→ Prompt
Give an exact transcription of every line, dropping the images.

→ Extracted material
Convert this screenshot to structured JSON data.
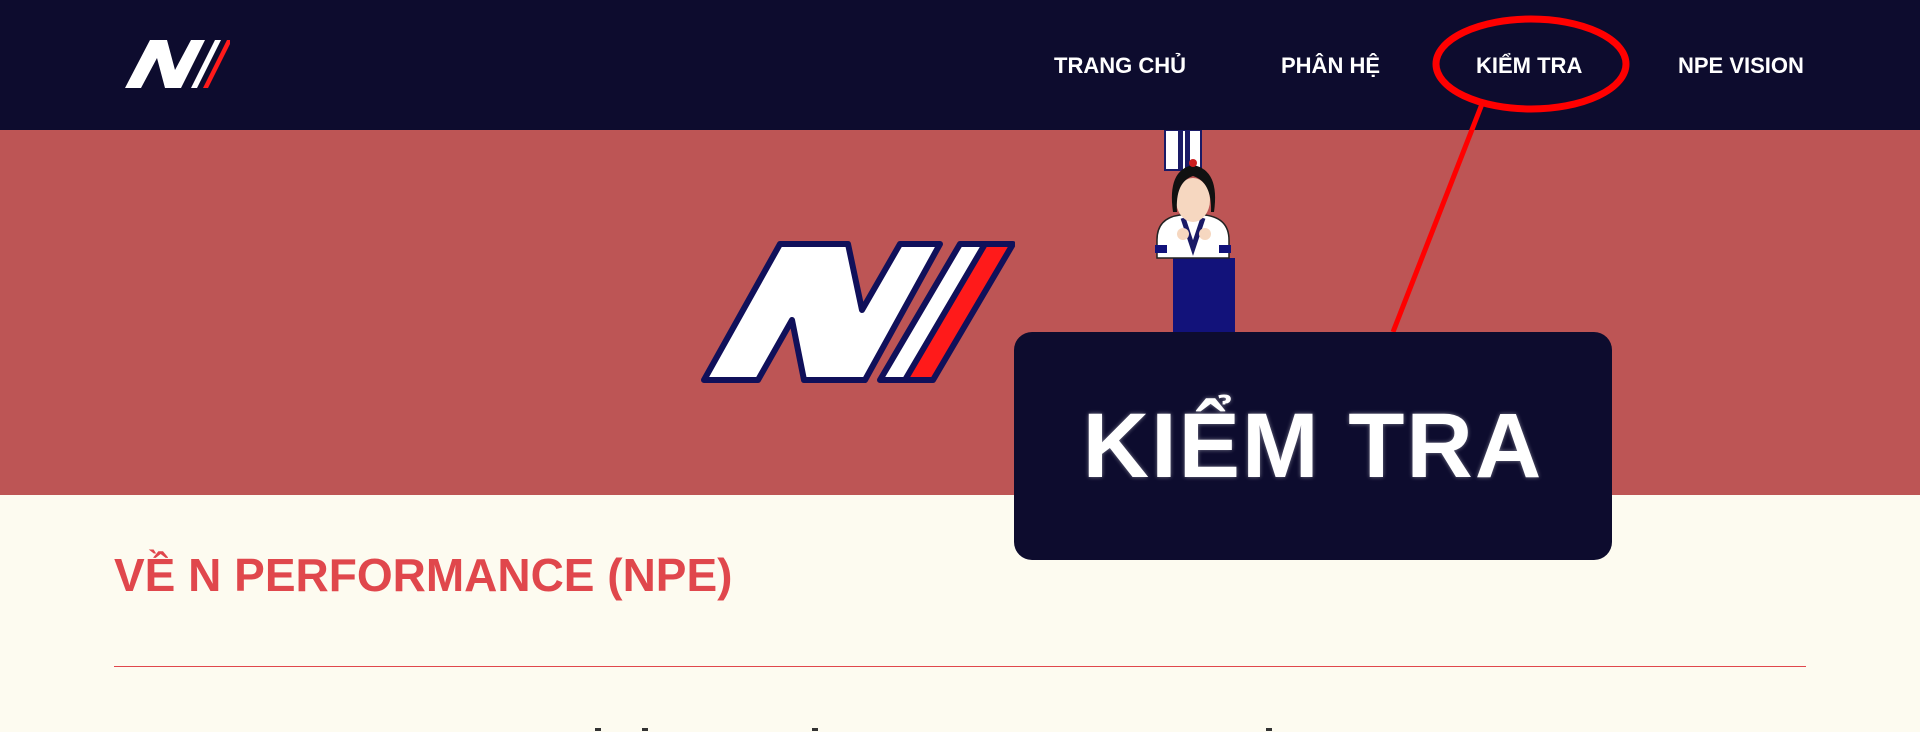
{
  "header": {
    "nav": [
      {
        "label": "TRANG CHỦ"
      },
      {
        "label": "PHÂN HỆ"
      },
      {
        "label": "KIỂM TRA"
      },
      {
        "label": "NPE VISION"
      }
    ]
  },
  "callout": {
    "text": "KIỂM TRA"
  },
  "about": {
    "title": "VỀ N PERFORMANCE (NPE)"
  },
  "colors": {
    "navy": "#0d0c2e",
    "hero_red": "#bd5555",
    "accent_red": "#e0474c",
    "annotation_red": "#ff0000",
    "cream": "#fdfbf0"
  }
}
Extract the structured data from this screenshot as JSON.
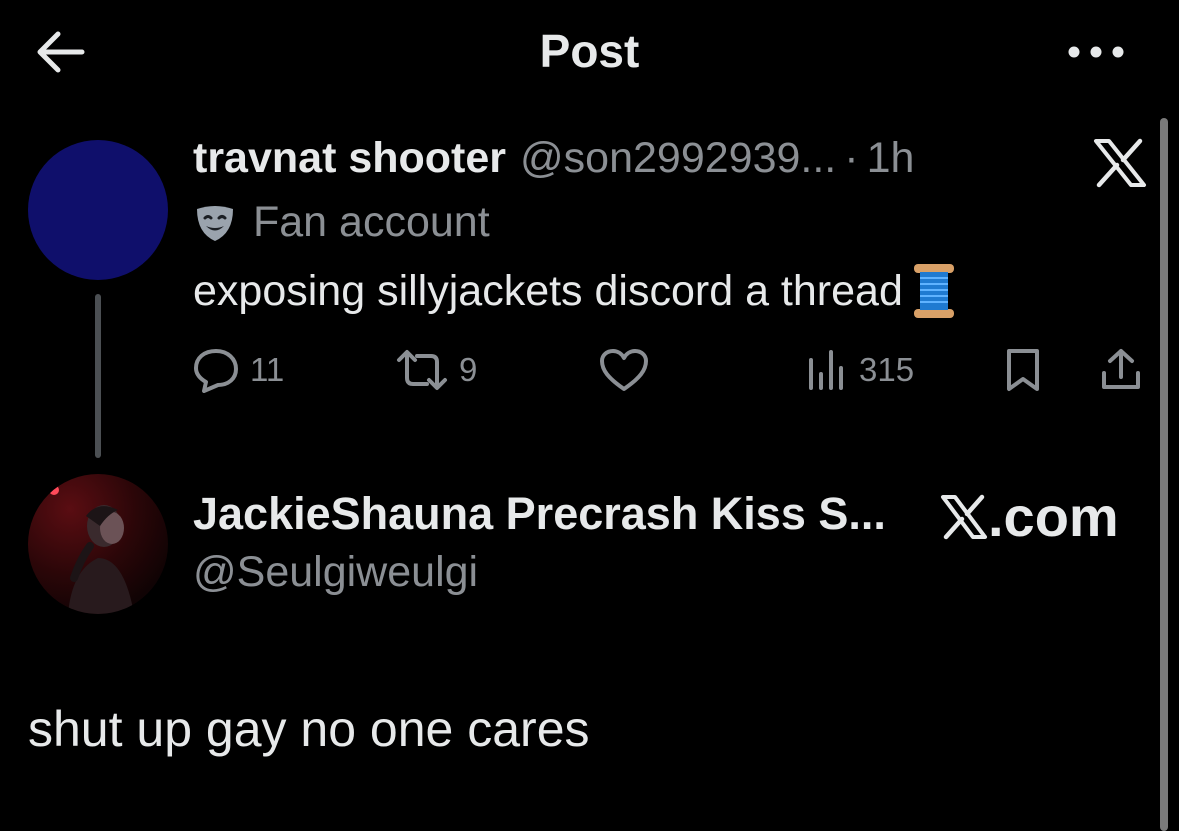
{
  "header": {
    "title": "Post",
    "back_icon": "arrow-left-icon",
    "more_icon": "more-horizontal-icon"
  },
  "parent_post": {
    "display_name": "travnat shooter",
    "handle": "@son2992939...",
    "separator": "·",
    "time": "1h",
    "label_icon": "theater-masks-icon",
    "label": "Fan account",
    "text": "exposing sillyjackets discord a thread",
    "text_emoji_icon": "spool-of-thread-icon",
    "avatar_color": "#0f0f6b",
    "brand_icon": "x-logo-icon",
    "actions": {
      "replies": "11",
      "reposts": "9",
      "likes": "",
      "views": "315"
    }
  },
  "reply_post": {
    "display_name": "JackieShauna Precrash Kiss S...",
    "handle": "@Seulgiweulgi",
    "brand_suffix": ".com",
    "text": "shut up gay no one cares"
  },
  "colors": {
    "background": "#000000",
    "primary_text": "#e7e9ea",
    "secondary_text": "#8b8f94",
    "thread_line": "#4b4f53"
  }
}
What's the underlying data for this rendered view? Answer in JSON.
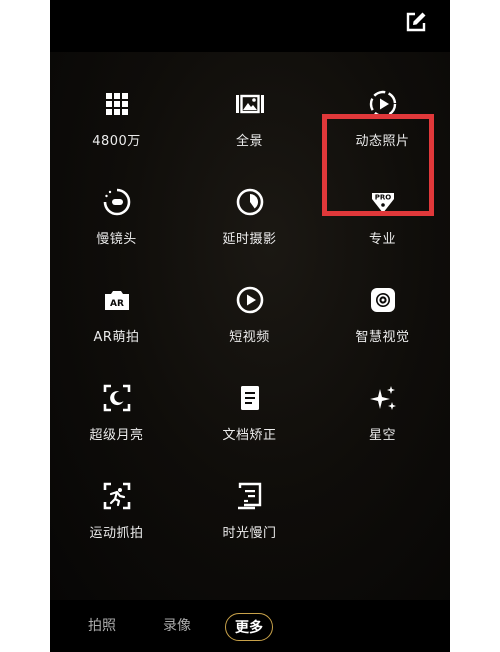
{
  "colors": {
    "background": "#050403",
    "label": "#ececec",
    "highlight_border": "#e0383a",
    "active_tab_border": "#c8a24a"
  },
  "header": {
    "edit_icon": "edit-icon"
  },
  "modes": [
    {
      "label": "4800万",
      "icon": "grid-dots-icon"
    },
    {
      "label": "全景",
      "icon": "panorama-icon"
    },
    {
      "label": "动态照片",
      "icon": "live-photo-icon"
    },
    {
      "label": "慢镜头",
      "icon": "slow-motion-icon"
    },
    {
      "label": "延时摄影",
      "icon": "time-lapse-icon"
    },
    {
      "label": "专业",
      "icon": "pro-icon"
    },
    {
      "label": "AR萌拍",
      "icon": "ar-icon"
    },
    {
      "label": "短视频",
      "icon": "play-circle-icon"
    },
    {
      "label": "智慧视觉",
      "icon": "smart-vision-icon"
    },
    {
      "label": "超级月亮",
      "icon": "super-moon-icon"
    },
    {
      "label": "文档矫正",
      "icon": "document-icon"
    },
    {
      "label": "星空",
      "icon": "starry-sky-icon"
    },
    {
      "label": "运动抓拍",
      "icon": "motion-capture-icon"
    },
    {
      "label": "时光慢门",
      "icon": "slow-shutter-icon"
    }
  ],
  "highlighted_mode": "动态照片",
  "bottom_tabs": {
    "photo": "拍照",
    "video": "录像",
    "more": "更多"
  },
  "active_tab": "更多"
}
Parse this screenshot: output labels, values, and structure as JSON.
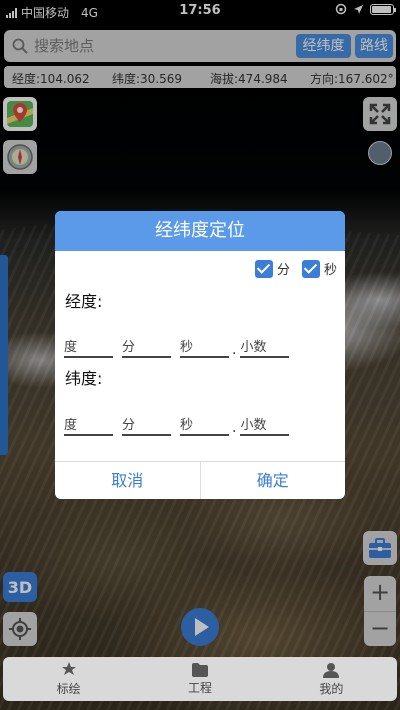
{
  "status": {
    "carrier": "中国移动",
    "network": "4G",
    "time": "17:56",
    "battery_level": 0.95
  },
  "search": {
    "placeholder": "搜索地点",
    "latlng_button": "经纬度",
    "route_button": "路线"
  },
  "info": {
    "longitude": "经度:104.062",
    "latitude": "纬度:30.569",
    "altitude": "海拔:474.984",
    "heading": "方向:167.602°"
  },
  "map_controls": {
    "mode_3d": "3D",
    "zoom_in": "+",
    "zoom_out": "−"
  },
  "dialog": {
    "title": "经纬度定位",
    "check_minutes": "分",
    "check_seconds": "秒",
    "longitude_label": "经度:",
    "latitude_label": "纬度:",
    "fields": {
      "degree": "度",
      "minute": "分",
      "second": "秒",
      "decimal": "小数"
    },
    "decimal_point": ".",
    "cancel": "取消",
    "confirm": "确定"
  },
  "tabs": [
    {
      "label": "标绘",
      "icon": "plot-icon"
    },
    {
      "label": "工程",
      "icon": "folder-icon"
    },
    {
      "label": "我的",
      "icon": "user-icon"
    }
  ],
  "colors": {
    "accent": "#3b7ed8",
    "dialog_header": "#5b9ae8",
    "panel": "#d9d9d9"
  }
}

→ Result of this exercise
Convert this screenshot to structured JSON data.
{
  "header": {
    "nav": [
      {
        "label": "TRANG CHỦ"
      },
      {
        "label": "PHÂN HỆ"
      },
      {
        "label": "KIỂM TRA"
      },
      {
        "label": "NPE VISION"
      }
    ]
  },
  "callout": {
    "text": "KIỂM TRA"
  },
  "about": {
    "title": "VỀ N PERFORMANCE (NPE)"
  },
  "colors": {
    "navy": "#0d0c2e",
    "hero_red": "#bd5555",
    "accent_red": "#e0474c",
    "annotation_red": "#ff0000",
    "cream": "#fdfbf0"
  }
}
Extract the structured data from this screenshot as JSON.
{
  "header": {
    "title": "Post",
    "back_icon": "arrow-left-icon",
    "more_icon": "more-horizontal-icon"
  },
  "parent_post": {
    "display_name": "travnat shooter",
    "handle": "@son2992939...",
    "separator": "·",
    "time": "1h",
    "label_icon": "theater-masks-icon",
    "label": "Fan account",
    "text": "exposing sillyjackets discord a thread",
    "text_emoji_icon": "spool-of-thread-icon",
    "avatar_color": "#0f0f6b",
    "brand_icon": "x-logo-icon",
    "actions": {
      "replies": "11",
      "reposts": "9",
      "likes": "",
      "views": "315"
    }
  },
  "reply_post": {
    "display_name": "JackieShauna Precrash Kiss S...",
    "handle": "@Seulgiweulgi",
    "brand_suffix": ".com",
    "text": "shut up gay no one cares"
  },
  "colors": {
    "background": "#000000",
    "primary_text": "#e7e9ea",
    "secondary_text": "#8b8f94",
    "thread_line": "#4b4f53"
  }
}
What's the underlying data for this rendered view? Answer in JSON.
{
  "colors": {
    "background": "#050403",
    "label": "#ececec",
    "highlight_border": "#e0383a",
    "active_tab_border": "#c8a24a"
  },
  "header": {
    "edit_icon": "edit-icon"
  },
  "modes": [
    {
      "label": "4800万",
      "icon": "grid-dots-icon"
    },
    {
      "label": "全景",
      "icon": "panorama-icon"
    },
    {
      "label": "动态照片",
      "icon": "live-photo-icon"
    },
    {
      "label": "慢镜头",
      "icon": "slow-motion-icon"
    },
    {
      "label": "延时摄影",
      "icon": "time-lapse-icon"
    },
    {
      "label": "专业",
      "icon": "pro-icon"
    },
    {
      "label": "AR萌拍",
      "icon": "ar-icon"
    },
    {
      "label": "短视频",
      "icon": "play-circle-icon"
    },
    {
      "label": "智慧视觉",
      "icon": "smart-vision-icon"
    },
    {
      "label": "超级月亮",
      "icon": "super-moon-icon"
    },
    {
      "label": "文档矫正",
      "icon": "document-icon"
    },
    {
      "label": "星空",
      "icon": "starry-sky-icon"
    },
    {
      "label": "运动抓拍",
      "icon": "motion-capture-icon"
    },
    {
      "label": "时光慢门",
      "icon": "slow-shutter-icon"
    }
  ],
  "highlighted_mode": "动态照片",
  "bottom_tabs": {
    "photo": "拍照",
    "video": "录像",
    "more": "更多"
  },
  "active_tab": "更多"
}
Parse this screenshot: output labels, values, and structure as JSON.
{
  "status": {
    "carrier": "中国移动",
    "network": "4G",
    "time": "17:56",
    "battery_level": 0.95
  },
  "search": {
    "placeholder": "搜索地点",
    "latlng_button": "经纬度",
    "route_button": "路线"
  },
  "info": {
    "longitude": "经度:104.062",
    "latitude": "纬度:30.569",
    "altitude": "海拔:474.984",
    "heading": "方向:167.602°"
  },
  "map_controls": {
    "mode_3d": "3D",
    "zoom_in": "+",
    "zoom_out": "−"
  },
  "dialog": {
    "title": "经纬度定位",
    "check_minutes": "分",
    "check_seconds": "秒",
    "longitude_label": "经度:",
    "latitude_label": "纬度:",
    "fields": {
      "degree": "度",
      "minute": "分",
      "second": "秒",
      "decimal": "小数"
    },
    "decimal_point": ".",
    "cancel": "取消",
    "confirm": "确定"
  },
  "tabs": [
    {
      "label": "标绘",
      "icon": "plot-icon"
    },
    {
      "label": "工程",
      "icon": "folder-icon"
    },
    {
      "label": "我的",
      "icon": "user-icon"
    }
  ],
  "colors": {
    "accent": "#3b7ed8",
    "dialog_header": "#5b9ae8",
    "panel": "#d9d9d9"
  }
}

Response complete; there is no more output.